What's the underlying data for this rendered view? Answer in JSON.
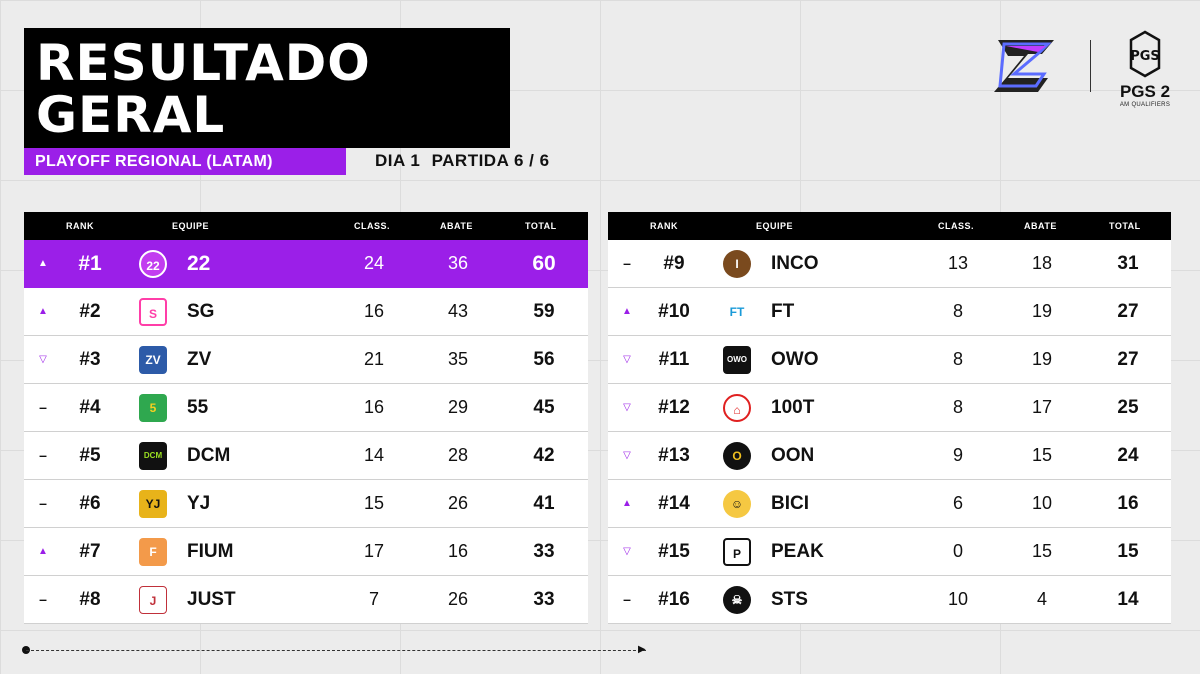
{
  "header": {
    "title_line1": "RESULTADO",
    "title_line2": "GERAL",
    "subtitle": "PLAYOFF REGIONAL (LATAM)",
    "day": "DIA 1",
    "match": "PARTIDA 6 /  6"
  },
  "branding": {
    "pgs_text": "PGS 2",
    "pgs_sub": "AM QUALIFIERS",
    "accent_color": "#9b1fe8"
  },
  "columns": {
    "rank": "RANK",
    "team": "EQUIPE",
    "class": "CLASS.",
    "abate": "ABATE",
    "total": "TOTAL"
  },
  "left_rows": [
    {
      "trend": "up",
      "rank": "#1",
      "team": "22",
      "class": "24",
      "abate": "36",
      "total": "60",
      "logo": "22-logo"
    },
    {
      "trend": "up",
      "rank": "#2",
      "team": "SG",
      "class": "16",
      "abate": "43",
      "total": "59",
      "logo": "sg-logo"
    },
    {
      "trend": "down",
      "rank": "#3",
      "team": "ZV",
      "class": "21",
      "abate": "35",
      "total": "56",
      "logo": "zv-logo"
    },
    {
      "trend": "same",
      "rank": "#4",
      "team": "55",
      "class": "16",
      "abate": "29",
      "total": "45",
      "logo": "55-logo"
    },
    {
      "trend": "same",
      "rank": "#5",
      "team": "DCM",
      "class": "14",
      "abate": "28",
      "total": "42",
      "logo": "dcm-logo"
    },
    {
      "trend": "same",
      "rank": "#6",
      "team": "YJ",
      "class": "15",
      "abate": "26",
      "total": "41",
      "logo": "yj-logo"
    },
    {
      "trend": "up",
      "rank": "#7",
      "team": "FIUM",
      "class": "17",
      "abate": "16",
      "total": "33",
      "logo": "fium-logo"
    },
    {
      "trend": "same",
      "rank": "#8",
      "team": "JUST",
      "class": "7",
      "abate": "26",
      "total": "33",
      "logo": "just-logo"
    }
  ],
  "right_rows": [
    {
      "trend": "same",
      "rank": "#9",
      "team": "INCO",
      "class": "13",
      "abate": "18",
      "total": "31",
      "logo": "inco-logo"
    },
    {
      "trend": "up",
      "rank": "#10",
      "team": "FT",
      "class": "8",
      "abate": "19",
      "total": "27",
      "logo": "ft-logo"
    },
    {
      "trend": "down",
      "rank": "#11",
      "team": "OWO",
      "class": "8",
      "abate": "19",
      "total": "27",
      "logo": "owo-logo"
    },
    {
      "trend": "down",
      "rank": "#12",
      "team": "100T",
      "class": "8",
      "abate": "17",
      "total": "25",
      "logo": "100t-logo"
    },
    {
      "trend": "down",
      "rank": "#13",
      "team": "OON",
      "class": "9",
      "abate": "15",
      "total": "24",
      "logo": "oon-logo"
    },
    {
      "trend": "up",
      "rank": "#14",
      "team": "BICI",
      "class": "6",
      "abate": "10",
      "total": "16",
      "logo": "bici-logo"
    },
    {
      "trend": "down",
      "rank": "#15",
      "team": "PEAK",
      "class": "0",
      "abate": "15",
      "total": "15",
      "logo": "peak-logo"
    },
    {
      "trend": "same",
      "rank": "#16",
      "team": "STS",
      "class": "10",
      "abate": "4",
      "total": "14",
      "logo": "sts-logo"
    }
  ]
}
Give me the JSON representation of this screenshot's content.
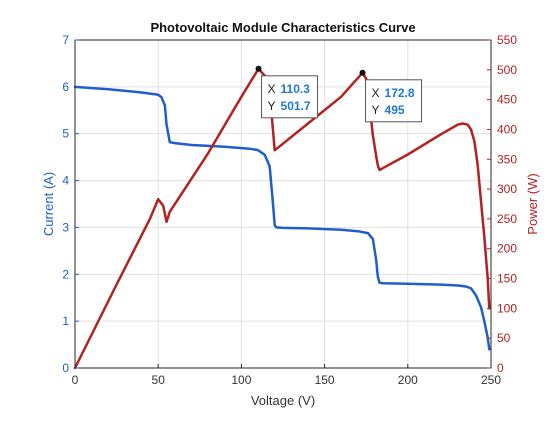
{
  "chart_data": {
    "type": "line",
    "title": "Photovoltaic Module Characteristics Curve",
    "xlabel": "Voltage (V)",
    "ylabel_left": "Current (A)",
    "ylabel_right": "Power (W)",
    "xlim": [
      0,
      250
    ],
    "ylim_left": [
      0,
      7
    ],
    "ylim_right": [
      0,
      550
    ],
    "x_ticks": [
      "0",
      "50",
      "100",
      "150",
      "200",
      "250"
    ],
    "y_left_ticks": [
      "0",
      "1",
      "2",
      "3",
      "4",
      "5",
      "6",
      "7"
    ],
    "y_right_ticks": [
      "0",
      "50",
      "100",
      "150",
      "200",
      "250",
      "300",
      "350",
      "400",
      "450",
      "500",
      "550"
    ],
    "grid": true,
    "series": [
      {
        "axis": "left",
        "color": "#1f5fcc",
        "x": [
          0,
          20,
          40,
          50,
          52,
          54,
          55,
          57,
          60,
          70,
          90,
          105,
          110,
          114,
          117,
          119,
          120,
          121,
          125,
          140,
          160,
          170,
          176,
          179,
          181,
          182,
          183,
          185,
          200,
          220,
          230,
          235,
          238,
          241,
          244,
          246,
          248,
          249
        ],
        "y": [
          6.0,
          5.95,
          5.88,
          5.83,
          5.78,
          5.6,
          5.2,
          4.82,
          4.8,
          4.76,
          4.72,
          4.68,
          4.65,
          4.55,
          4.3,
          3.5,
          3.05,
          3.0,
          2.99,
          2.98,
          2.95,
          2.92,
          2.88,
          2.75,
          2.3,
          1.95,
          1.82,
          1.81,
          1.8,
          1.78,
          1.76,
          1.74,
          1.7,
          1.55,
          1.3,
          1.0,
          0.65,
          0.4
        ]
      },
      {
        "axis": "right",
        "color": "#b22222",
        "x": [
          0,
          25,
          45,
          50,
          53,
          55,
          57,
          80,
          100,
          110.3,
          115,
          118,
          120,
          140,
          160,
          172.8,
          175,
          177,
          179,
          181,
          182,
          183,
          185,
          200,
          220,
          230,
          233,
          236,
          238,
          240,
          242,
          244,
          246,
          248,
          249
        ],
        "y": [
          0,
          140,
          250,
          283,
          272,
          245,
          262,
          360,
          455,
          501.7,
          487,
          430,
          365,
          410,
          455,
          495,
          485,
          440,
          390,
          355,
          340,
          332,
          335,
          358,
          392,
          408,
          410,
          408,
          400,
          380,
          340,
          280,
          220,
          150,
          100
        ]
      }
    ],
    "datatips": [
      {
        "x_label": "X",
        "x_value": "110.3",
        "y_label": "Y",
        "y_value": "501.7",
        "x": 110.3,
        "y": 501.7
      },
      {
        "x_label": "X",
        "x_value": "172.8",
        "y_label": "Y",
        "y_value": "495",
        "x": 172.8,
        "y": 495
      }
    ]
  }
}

================================

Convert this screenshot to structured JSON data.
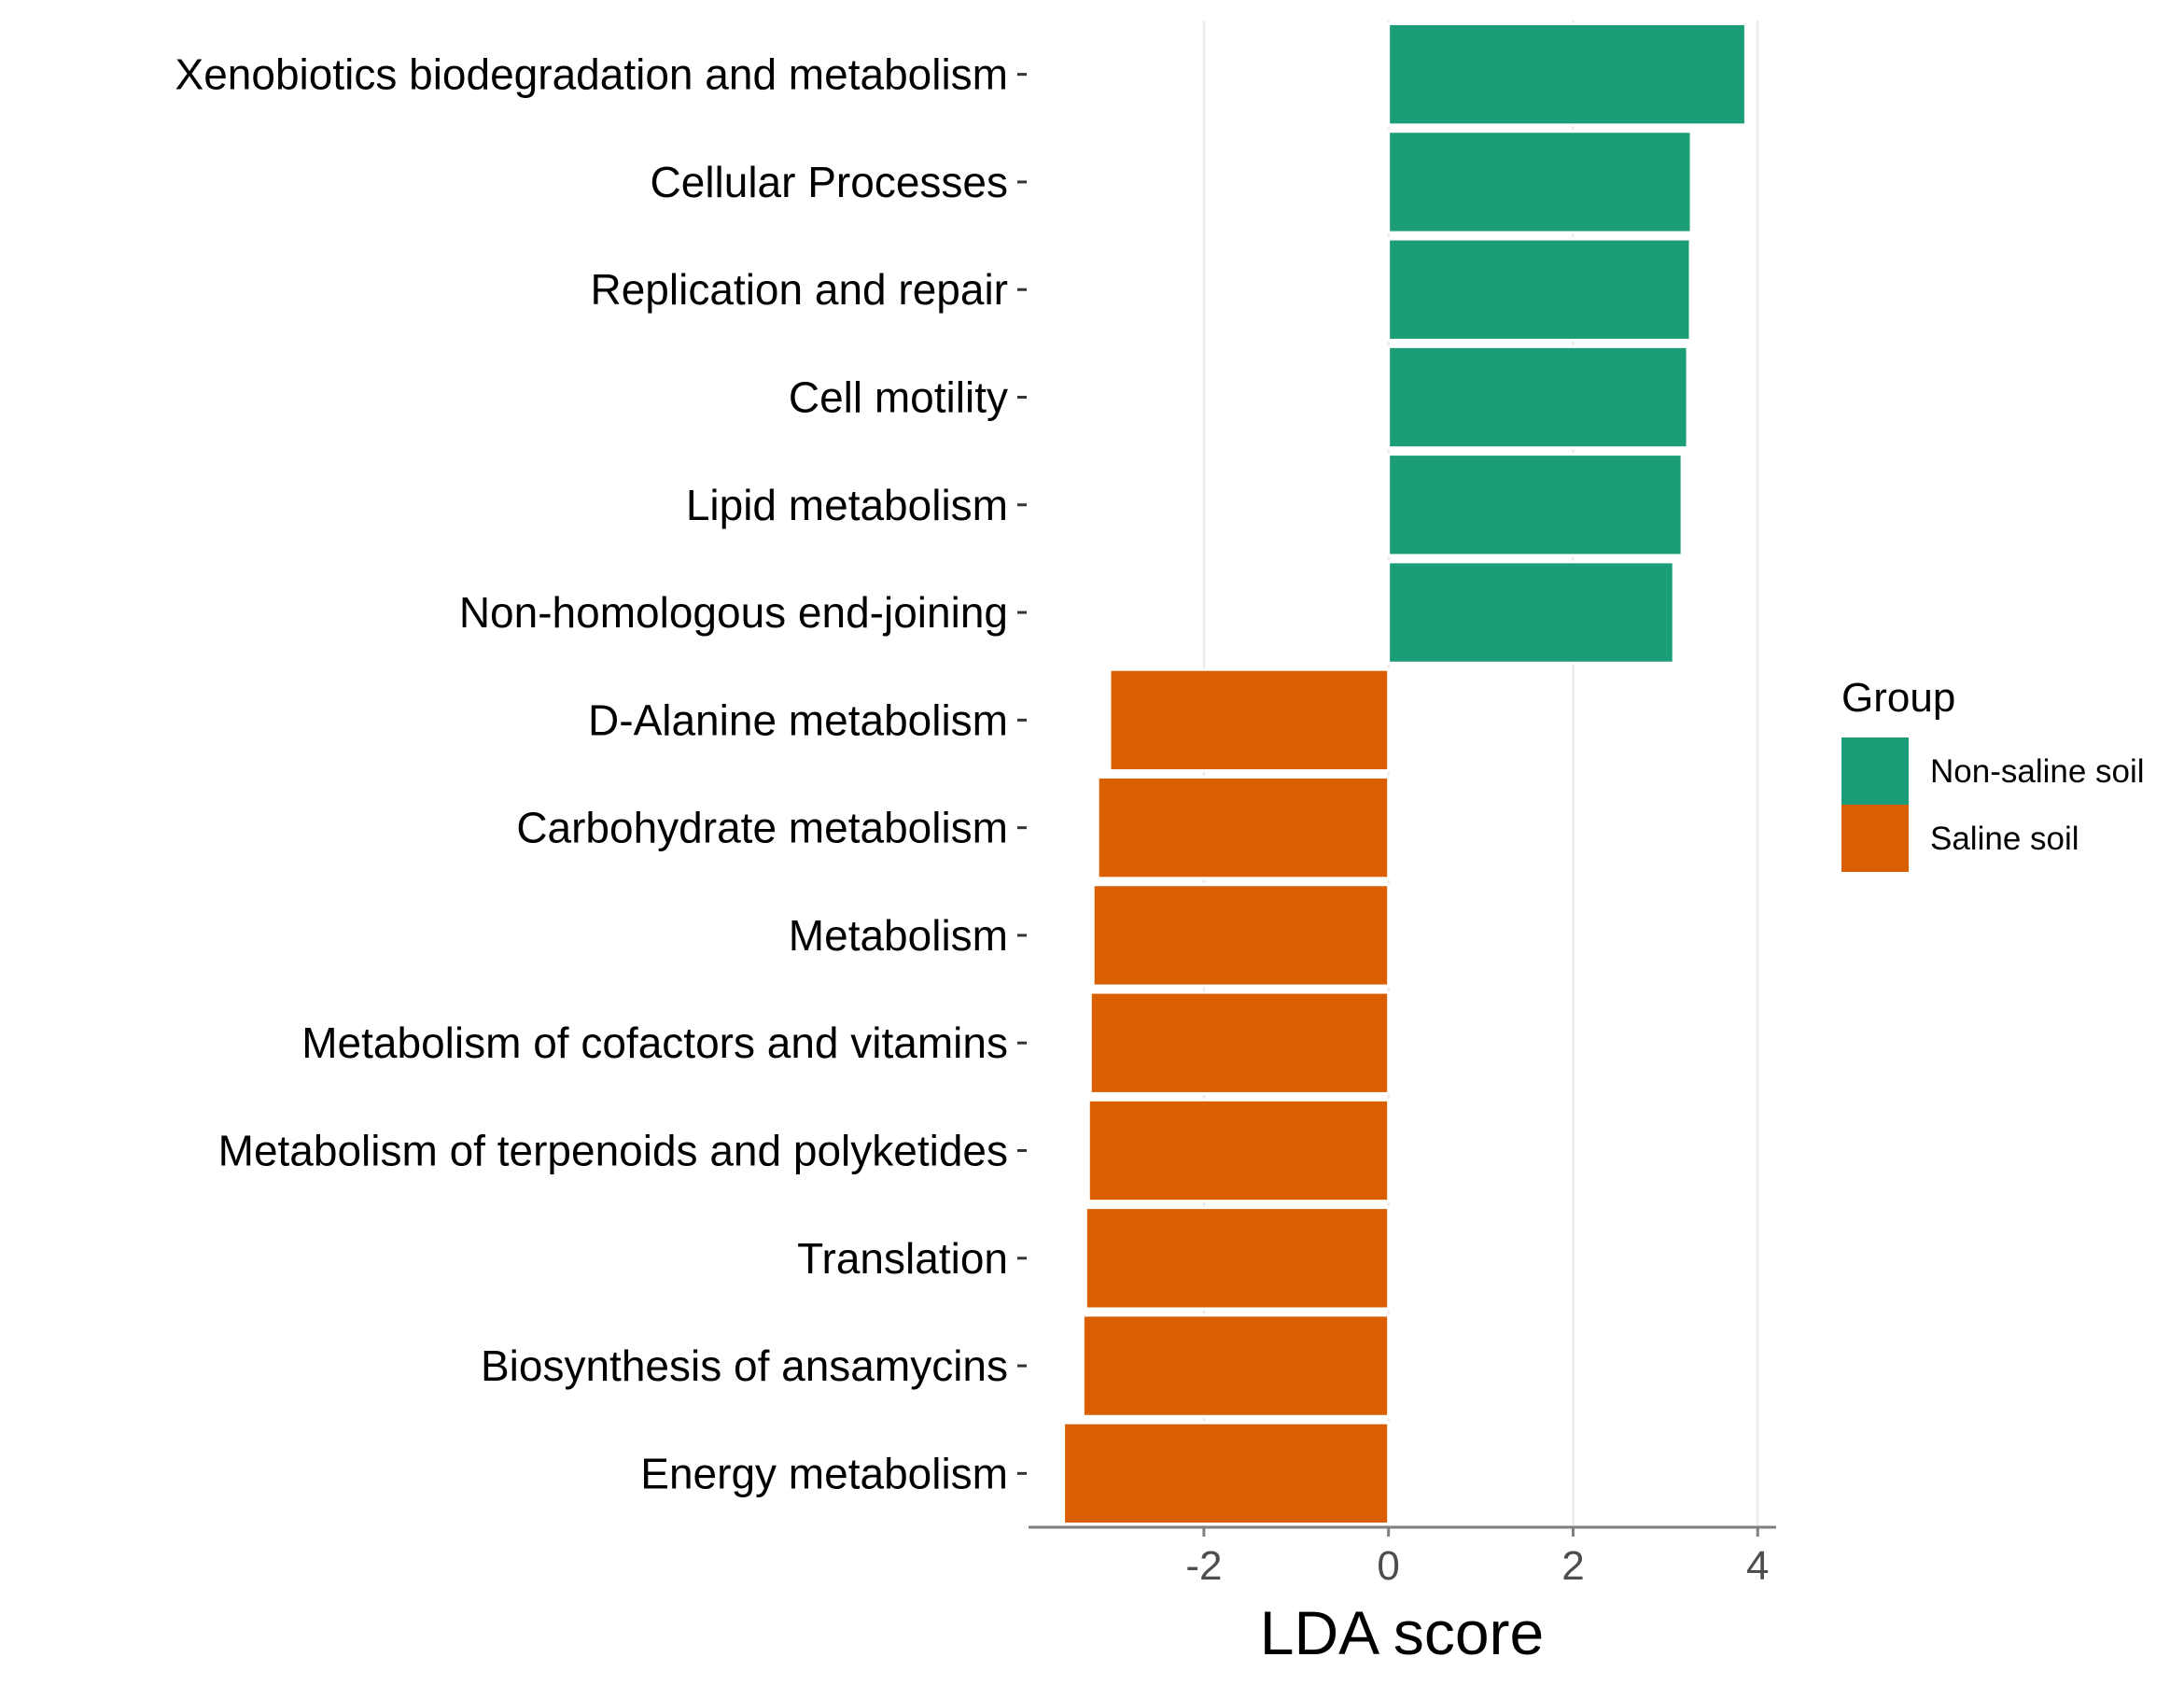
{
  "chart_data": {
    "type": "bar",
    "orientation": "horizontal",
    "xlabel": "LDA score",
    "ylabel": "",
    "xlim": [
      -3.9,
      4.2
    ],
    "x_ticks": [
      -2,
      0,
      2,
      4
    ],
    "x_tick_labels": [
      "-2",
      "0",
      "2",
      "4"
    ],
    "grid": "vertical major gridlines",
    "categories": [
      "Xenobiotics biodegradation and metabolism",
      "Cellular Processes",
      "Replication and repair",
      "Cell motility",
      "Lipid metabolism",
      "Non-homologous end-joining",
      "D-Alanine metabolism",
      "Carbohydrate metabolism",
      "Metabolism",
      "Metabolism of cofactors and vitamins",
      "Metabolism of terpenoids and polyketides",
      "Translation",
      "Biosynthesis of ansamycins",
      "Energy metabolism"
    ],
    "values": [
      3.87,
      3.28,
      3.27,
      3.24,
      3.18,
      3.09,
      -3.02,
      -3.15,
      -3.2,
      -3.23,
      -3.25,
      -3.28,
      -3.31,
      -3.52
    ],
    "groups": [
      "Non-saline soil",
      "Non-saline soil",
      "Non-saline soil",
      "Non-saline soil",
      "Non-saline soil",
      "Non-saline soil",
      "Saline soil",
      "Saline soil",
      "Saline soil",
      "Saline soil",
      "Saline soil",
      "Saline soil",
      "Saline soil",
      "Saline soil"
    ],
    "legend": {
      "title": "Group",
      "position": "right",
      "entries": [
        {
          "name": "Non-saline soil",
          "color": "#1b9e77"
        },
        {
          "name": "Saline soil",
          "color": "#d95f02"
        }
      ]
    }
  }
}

================================

#### Work to complete:
Pull out every line of the records that includes the string "grid".

#### Reply to the task:
    "grid": true,
    "grid": "vertical major gridlines",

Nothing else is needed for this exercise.